= TASK INSTRUCTIONS =
Copy each line below exactly and leave the pictures out.

= Entries from a dataset =
++++++++++

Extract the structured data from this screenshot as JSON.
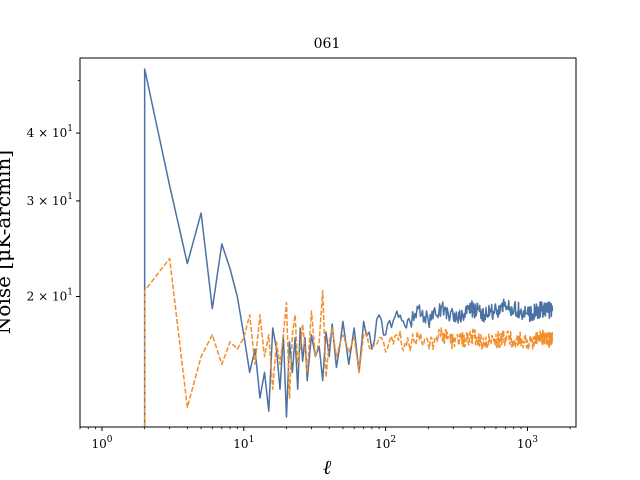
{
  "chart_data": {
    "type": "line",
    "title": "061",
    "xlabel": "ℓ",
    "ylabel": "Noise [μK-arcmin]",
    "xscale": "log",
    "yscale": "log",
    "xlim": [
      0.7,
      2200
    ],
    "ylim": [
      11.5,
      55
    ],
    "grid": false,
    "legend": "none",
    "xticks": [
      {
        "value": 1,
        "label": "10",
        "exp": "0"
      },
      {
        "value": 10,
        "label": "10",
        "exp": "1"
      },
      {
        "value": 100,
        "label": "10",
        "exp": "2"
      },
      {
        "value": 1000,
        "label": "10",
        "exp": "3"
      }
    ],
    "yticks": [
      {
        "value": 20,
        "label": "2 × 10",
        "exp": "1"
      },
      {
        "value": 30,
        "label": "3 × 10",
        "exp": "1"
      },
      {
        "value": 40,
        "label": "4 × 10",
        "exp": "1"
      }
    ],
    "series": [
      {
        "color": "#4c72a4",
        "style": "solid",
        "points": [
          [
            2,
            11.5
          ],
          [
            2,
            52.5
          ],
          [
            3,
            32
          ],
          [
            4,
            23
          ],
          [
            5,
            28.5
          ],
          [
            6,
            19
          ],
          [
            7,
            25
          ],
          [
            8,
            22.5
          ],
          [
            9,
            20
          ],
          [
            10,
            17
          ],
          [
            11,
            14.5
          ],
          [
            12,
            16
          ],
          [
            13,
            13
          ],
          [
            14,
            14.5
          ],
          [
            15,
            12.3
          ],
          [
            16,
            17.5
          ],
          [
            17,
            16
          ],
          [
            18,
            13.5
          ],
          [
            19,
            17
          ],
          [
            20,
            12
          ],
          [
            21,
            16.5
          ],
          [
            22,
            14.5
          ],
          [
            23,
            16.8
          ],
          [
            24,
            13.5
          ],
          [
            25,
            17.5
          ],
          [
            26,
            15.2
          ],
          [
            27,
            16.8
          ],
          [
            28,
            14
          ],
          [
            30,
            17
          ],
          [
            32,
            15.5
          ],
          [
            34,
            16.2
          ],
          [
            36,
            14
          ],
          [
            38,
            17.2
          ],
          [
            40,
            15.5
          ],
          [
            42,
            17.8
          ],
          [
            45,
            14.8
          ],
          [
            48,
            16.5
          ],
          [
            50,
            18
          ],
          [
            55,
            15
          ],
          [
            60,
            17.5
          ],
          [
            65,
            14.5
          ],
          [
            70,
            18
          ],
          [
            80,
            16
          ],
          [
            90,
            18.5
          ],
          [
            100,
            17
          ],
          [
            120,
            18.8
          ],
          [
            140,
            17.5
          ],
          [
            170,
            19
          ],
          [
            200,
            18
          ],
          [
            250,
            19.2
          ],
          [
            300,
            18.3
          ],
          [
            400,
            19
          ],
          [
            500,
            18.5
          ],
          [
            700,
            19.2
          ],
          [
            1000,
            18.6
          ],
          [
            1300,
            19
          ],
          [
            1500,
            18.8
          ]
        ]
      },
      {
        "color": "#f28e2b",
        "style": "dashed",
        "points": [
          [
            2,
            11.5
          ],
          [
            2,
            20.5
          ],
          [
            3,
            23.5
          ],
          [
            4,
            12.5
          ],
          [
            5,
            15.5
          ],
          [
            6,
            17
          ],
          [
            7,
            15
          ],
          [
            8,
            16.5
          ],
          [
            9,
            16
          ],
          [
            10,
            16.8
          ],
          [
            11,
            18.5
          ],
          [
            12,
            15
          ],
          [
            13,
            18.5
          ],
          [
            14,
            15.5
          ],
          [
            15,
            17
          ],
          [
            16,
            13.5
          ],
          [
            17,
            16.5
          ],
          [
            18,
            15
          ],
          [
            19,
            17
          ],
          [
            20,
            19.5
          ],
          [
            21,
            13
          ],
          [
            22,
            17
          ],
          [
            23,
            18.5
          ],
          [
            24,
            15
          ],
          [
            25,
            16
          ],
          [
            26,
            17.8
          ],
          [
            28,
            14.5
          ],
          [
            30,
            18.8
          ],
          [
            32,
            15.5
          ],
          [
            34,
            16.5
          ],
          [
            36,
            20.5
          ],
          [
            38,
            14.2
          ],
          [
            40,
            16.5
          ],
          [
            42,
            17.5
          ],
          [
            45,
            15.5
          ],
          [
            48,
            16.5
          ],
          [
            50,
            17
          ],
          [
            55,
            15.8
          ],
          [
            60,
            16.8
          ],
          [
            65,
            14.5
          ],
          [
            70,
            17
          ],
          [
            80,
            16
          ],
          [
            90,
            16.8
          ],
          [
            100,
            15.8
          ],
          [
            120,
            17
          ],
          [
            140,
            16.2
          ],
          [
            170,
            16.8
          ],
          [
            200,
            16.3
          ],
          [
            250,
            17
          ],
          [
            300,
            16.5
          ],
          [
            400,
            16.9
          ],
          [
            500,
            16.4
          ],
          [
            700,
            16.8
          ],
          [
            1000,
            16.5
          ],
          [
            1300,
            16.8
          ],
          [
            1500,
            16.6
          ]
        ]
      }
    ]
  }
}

++++++++++

= SOLUTION TO THIS TASK =
Extract the structured data from this screenshot as JSON.
{
  "chart_data": {
    "type": "line",
    "title": "061",
    "xlabel": "ℓ",
    "ylabel": "Noise [μK-arcmin]",
    "xscale": "log",
    "yscale": "log",
    "xlim": [
      0.7,
      2200
    ],
    "ylim": [
      11.5,
      55
    ],
    "grid": false,
    "legend": "none",
    "xticks": [
      {
        "value": 1,
        "label": "10",
        "exp": "0"
      },
      {
        "value": 10,
        "label": "10",
        "exp": "1"
      },
      {
        "value": 100,
        "label": "10",
        "exp": "2"
      },
      {
        "value": 1000,
        "label": "10",
        "exp": "3"
      }
    ],
    "yticks": [
      {
        "value": 20,
        "label": "2 × 10",
        "exp": "1"
      },
      {
        "value": 30,
        "label": "3 × 10",
        "exp": "1"
      },
      {
        "value": 40,
        "label": "4 × 10",
        "exp": "1"
      }
    ],
    "series": [
      {
        "color": "#4c72a4",
        "style": "solid",
        "points": [
          [
            2,
            11.5
          ],
          [
            2,
            52.5
          ],
          [
            3,
            32
          ],
          [
            4,
            23
          ],
          [
            5,
            28.5
          ],
          [
            6,
            19
          ],
          [
            7,
            25
          ],
          [
            8,
            22.5
          ],
          [
            9,
            20
          ],
          [
            10,
            17
          ],
          [
            11,
            14.5
          ],
          [
            12,
            16
          ],
          [
            13,
            13
          ],
          [
            14,
            14.5
          ],
          [
            15,
            12.3
          ],
          [
            16,
            17.5
          ],
          [
            17,
            16
          ],
          [
            18,
            13.5
          ],
          [
            19,
            17
          ],
          [
            20,
            12
          ],
          [
            21,
            16.5
          ],
          [
            22,
            14.5
          ],
          [
            23,
            16.8
          ],
          [
            24,
            13.5
          ],
          [
            25,
            17.5
          ],
          [
            26,
            15.2
          ],
          [
            27,
            16.8
          ],
          [
            28,
            14
          ],
          [
            30,
            17
          ],
          [
            32,
            15.5
          ],
          [
            34,
            16.2
          ],
          [
            36,
            14
          ],
          [
            38,
            17.2
          ],
          [
            40,
            15.5
          ],
          [
            42,
            17.8
          ],
          [
            45,
            14.8
          ],
          [
            48,
            16.5
          ],
          [
            50,
            18
          ],
          [
            55,
            15
          ],
          [
            60,
            17.5
          ],
          [
            65,
            14.5
          ],
          [
            70,
            18
          ],
          [
            80,
            16
          ],
          [
            90,
            18.5
          ],
          [
            100,
            17
          ],
          [
            120,
            18.8
          ],
          [
            140,
            17.5
          ],
          [
            170,
            19
          ],
          [
            200,
            18
          ],
          [
            250,
            19.2
          ],
          [
            300,
            18.3
          ],
          [
            400,
            19
          ],
          [
            500,
            18.5
          ],
          [
            700,
            19.2
          ],
          [
            1000,
            18.6
          ],
          [
            1300,
            19
          ],
          [
            1500,
            18.8
          ]
        ]
      },
      {
        "color": "#f28e2b",
        "style": "dashed",
        "points": [
          [
            2,
            11.5
          ],
          [
            2,
            20.5
          ],
          [
            3,
            23.5
          ],
          [
            4,
            12.5
          ],
          [
            5,
            15.5
          ],
          [
            6,
            17
          ],
          [
            7,
            15
          ],
          [
            8,
            16.5
          ],
          [
            9,
            16
          ],
          [
            10,
            16.8
          ],
          [
            11,
            18.5
          ],
          [
            12,
            15
          ],
          [
            13,
            18.5
          ],
          [
            14,
            15.5
          ],
          [
            15,
            17
          ],
          [
            16,
            13.5
          ],
          [
            17,
            16.5
          ],
          [
            18,
            15
          ],
          [
            19,
            17
          ],
          [
            20,
            19.5
          ],
          [
            21,
            13
          ],
          [
            22,
            17
          ],
          [
            23,
            18.5
          ],
          [
            24,
            15
          ],
          [
            25,
            16
          ],
          [
            26,
            17.8
          ],
          [
            28,
            14.5
          ],
          [
            30,
            18.8
          ],
          [
            32,
            15.5
          ],
          [
            34,
            16.5
          ],
          [
            36,
            20.5
          ],
          [
            38,
            14.2
          ],
          [
            40,
            16.5
          ],
          [
            42,
            17.5
          ],
          [
            45,
            15.5
          ],
          [
            48,
            16.5
          ],
          [
            50,
            17
          ],
          [
            55,
            15.8
          ],
          [
            60,
            16.8
          ],
          [
            65,
            14.5
          ],
          [
            70,
            17
          ],
          [
            80,
            16
          ],
          [
            90,
            16.8
          ],
          [
            100,
            15.8
          ],
          [
            120,
            17
          ],
          [
            140,
            16.2
          ],
          [
            170,
            16.8
          ],
          [
            200,
            16.3
          ],
          [
            250,
            17
          ],
          [
            300,
            16.5
          ],
          [
            400,
            16.9
          ],
          [
            500,
            16.4
          ],
          [
            700,
            16.8
          ],
          [
            1000,
            16.5
          ],
          [
            1300,
            16.8
          ],
          [
            1500,
            16.6
          ]
        ]
      }
    ]
  }
}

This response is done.